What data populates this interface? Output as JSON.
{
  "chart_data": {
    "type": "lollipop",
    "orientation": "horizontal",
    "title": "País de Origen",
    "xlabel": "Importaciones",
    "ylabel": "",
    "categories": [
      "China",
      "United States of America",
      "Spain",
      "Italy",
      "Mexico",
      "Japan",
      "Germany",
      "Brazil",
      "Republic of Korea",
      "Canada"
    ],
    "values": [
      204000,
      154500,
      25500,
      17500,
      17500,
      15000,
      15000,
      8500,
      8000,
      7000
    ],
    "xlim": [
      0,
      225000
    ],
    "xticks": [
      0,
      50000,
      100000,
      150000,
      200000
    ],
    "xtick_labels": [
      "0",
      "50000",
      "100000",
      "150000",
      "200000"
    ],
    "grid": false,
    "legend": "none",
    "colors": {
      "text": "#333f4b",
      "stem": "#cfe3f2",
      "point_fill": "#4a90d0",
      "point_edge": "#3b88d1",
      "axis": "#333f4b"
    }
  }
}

•••••

Problem description |
From the data above, extract every line in its exact form.

Output below |
What data populates this interface? Output as JSON.
{
  "chart_data": {
    "type": "lollipop",
    "orientation": "horizontal",
    "title": "País de Origen",
    "xlabel": "Importaciones",
    "ylabel": "",
    "categories": [
      "China",
      "United States of America",
      "Spain",
      "Italy",
      "Mexico",
      "Japan",
      "Germany",
      "Brazil",
      "Republic of Korea",
      "Canada"
    ],
    "values": [
      204000,
      154500,
      25500,
      17500,
      17500,
      15000,
      15000,
      8500,
      8000,
      7000
    ],
    "xlim": [
      0,
      225000
    ],
    "xticks": [
      0,
      50000,
      100000,
      150000,
      200000
    ],
    "xtick_labels": [
      "0",
      "50000",
      "100000",
      "150000",
      "200000"
    ],
    "grid": false,
    "legend": "none",
    "colors": {
      "text": "#333f4b",
      "stem": "#cfe3f2",
      "point_fill": "#4a90d0",
      "point_edge": "#3b88d1",
      "axis": "#333f4b"
    }
  }
}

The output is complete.